--- DATA PROVIDED ---
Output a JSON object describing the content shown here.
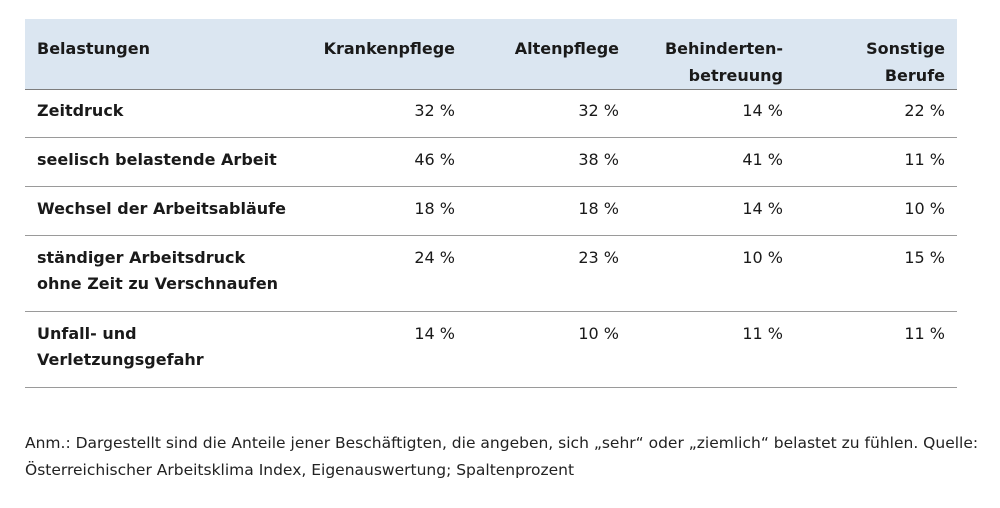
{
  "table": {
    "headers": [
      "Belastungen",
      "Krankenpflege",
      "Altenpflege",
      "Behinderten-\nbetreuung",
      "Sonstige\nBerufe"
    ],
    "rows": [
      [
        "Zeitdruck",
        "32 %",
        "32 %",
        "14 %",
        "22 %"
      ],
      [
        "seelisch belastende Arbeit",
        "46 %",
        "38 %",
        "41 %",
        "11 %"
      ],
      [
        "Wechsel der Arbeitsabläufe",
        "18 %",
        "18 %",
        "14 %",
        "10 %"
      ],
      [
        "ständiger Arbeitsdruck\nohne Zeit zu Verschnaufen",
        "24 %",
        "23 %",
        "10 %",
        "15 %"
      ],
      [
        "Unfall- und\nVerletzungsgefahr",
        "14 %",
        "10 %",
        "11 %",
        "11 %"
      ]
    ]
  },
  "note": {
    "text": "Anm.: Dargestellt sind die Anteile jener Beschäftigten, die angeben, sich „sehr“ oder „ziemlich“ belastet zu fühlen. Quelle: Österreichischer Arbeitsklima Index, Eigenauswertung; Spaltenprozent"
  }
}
---
* TO DO *
Restate the entire listing word for word, excluding pictures.

* OUTPUT OF THE EXERCISE *
Output a JSON object describing the content shown here.
{
  "table": {
    "headers": [
      "Belastungen",
      "Krankenpflege",
      "Altenpflege",
      "Behinderten-\nbetreuung",
      "Sonstige\nBerufe"
    ],
    "rows": [
      [
        "Zeitdruck",
        "32 %",
        "32 %",
        "14 %",
        "22 %"
      ],
      [
        "seelisch belastende Arbeit",
        "46 %",
        "38 %",
        "41 %",
        "11 %"
      ],
      [
        "Wechsel der Arbeitsabläufe",
        "18 %",
        "18 %",
        "14 %",
        "10 %"
      ],
      [
        "ständiger Arbeitsdruck\nohne Zeit zu Verschnaufen",
        "24 %",
        "23 %",
        "10 %",
        "15 %"
      ],
      [
        "Unfall- und\nVerletzungsgefahr",
        "14 %",
        "10 %",
        "11 %",
        "11 %"
      ]
    ]
  },
  "note": {
    "text": "Anm.: Dargestellt sind die Anteile jener Beschäftigten, die angeben, sich „sehr“ oder „ziemlich“ belastet zu fühlen. Quelle: Österreichischer Arbeitsklima Index, Eigenauswertung; Spaltenprozent"
  }
}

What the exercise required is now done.